## [Data listing]
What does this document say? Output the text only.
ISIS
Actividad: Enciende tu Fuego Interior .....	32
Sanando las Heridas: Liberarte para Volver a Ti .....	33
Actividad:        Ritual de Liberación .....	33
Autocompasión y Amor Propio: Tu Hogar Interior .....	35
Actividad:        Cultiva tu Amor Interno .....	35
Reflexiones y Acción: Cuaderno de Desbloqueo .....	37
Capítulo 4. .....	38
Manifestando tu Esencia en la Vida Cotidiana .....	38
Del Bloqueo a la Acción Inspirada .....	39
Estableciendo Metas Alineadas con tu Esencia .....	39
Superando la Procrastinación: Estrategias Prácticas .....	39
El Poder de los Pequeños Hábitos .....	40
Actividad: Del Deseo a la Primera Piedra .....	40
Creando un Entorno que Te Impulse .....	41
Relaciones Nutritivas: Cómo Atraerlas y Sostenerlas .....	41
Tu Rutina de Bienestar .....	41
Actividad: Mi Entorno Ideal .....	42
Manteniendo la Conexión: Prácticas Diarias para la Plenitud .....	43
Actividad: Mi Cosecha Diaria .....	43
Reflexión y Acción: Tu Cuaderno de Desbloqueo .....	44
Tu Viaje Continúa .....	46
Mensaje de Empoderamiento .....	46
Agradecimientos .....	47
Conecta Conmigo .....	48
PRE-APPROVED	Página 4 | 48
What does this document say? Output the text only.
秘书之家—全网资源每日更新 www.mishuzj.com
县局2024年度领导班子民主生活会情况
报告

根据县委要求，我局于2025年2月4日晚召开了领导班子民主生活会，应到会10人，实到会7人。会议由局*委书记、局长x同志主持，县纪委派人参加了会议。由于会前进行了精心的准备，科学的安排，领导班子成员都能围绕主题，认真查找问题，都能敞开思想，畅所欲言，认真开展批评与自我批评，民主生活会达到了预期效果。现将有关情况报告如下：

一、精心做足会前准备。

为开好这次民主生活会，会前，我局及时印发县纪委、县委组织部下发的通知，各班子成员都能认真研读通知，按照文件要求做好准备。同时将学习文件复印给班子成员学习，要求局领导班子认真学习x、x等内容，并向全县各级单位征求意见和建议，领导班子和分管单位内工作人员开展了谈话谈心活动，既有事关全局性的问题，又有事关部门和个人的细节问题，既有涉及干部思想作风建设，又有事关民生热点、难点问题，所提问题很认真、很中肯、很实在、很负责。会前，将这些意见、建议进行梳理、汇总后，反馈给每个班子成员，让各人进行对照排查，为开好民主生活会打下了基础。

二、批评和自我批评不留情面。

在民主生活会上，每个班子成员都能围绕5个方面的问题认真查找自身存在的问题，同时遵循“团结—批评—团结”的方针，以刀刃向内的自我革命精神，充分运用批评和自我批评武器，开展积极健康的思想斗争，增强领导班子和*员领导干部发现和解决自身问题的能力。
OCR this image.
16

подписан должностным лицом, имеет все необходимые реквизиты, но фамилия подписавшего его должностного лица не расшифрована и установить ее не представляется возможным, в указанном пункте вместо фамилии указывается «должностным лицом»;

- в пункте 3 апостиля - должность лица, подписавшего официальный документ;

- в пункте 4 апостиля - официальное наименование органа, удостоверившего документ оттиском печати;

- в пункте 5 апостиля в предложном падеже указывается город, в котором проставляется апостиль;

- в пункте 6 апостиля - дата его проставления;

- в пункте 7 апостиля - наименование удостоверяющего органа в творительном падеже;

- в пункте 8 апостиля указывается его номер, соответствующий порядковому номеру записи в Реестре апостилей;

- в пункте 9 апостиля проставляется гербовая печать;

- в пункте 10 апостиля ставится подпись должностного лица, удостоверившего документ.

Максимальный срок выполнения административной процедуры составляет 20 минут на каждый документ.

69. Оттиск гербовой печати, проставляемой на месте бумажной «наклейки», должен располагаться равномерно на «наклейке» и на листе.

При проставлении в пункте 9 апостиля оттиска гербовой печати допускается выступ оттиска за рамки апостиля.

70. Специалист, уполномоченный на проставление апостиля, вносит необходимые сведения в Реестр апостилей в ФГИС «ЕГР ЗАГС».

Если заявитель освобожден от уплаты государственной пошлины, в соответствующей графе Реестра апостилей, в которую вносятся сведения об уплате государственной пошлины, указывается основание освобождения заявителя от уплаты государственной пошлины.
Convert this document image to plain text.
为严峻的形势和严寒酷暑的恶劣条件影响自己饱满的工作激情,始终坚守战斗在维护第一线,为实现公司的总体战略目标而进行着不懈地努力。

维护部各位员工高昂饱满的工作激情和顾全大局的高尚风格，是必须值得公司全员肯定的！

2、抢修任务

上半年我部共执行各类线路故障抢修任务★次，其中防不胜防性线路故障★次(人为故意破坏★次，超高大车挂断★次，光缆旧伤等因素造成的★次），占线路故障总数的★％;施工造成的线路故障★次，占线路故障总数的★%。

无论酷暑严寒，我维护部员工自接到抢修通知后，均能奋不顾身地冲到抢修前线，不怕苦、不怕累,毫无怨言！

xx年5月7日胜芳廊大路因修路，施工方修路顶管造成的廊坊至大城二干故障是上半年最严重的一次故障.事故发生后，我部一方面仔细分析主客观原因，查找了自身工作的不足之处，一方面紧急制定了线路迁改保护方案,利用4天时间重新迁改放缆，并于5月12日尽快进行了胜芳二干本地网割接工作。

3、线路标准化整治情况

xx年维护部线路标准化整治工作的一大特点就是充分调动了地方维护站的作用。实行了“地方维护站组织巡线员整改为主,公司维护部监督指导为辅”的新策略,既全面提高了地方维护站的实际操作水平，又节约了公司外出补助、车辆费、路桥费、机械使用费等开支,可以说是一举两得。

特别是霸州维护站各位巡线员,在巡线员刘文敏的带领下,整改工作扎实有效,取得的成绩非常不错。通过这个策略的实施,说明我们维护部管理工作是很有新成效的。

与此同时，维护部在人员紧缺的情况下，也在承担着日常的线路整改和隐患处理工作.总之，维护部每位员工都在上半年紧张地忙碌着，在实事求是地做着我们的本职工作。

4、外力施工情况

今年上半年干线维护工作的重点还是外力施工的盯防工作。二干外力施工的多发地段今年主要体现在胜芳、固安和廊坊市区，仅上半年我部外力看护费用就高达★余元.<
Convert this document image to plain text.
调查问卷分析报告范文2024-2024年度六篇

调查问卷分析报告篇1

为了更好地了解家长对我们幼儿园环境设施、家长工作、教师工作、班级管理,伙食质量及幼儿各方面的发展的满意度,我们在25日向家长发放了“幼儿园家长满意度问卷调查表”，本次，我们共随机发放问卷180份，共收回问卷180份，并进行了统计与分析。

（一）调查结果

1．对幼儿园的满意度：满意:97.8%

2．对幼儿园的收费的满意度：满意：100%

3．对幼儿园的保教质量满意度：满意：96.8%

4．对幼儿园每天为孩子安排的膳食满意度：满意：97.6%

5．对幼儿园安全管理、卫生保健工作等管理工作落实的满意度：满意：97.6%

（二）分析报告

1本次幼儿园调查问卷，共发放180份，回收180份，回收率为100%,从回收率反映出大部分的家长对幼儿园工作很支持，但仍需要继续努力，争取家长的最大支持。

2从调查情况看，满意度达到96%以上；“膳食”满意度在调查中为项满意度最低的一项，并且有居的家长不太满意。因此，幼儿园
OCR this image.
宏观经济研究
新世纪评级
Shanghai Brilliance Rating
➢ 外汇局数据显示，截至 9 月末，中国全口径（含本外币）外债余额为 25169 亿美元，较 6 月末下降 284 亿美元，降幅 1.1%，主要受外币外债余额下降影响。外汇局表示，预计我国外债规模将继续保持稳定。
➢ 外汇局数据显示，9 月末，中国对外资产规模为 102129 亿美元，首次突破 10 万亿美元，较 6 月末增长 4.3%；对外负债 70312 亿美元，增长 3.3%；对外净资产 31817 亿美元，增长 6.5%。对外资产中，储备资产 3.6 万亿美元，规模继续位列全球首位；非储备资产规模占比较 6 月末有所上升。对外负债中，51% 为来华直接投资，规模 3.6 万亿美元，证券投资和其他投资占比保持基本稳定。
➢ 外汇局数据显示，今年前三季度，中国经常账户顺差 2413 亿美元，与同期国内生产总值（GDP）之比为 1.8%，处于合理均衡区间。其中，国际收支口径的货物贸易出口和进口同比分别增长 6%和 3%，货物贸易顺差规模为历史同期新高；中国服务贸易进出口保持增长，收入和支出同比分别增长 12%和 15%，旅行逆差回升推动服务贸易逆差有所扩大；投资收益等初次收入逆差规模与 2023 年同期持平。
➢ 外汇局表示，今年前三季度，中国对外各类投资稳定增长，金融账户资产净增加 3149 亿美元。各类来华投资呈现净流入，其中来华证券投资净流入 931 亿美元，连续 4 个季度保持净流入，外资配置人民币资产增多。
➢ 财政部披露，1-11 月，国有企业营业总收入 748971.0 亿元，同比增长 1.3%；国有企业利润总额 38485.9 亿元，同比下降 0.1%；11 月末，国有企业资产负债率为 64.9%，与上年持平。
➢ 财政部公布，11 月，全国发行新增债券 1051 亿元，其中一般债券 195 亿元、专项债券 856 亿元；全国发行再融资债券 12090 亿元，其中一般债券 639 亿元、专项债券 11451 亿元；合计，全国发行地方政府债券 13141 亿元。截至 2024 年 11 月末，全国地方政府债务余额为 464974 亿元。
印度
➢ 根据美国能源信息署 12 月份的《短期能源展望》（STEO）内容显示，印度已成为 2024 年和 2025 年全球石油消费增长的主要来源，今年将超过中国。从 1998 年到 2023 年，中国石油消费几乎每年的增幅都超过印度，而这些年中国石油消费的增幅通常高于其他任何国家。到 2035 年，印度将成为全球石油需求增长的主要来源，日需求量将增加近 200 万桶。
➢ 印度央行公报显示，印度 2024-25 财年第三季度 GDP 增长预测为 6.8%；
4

## [Goal]
Within the data above, pick out all lines holding the word "外汇局表示".

## [Exercise answer]
➢ 外汇局数据显示，截至 9 月末，中国全口径（含本外币）外债余额为 25169 亿美元，较 6 月末下降 284 亿美元，降幅 1.1%，主要受外币外债余额下降影响。外汇局表示，预计我国外债规模将继续保持稳定。
➢ 外汇局表示，今年前三季度，中国对外各类投资稳定增长，金融账户资产净增加 3149 亿美元。各类来华投资呈现净流入，其中来华证券投资净流入 931 亿美元，连续 4 个季度保持净流入，外资配置人民币资产增多。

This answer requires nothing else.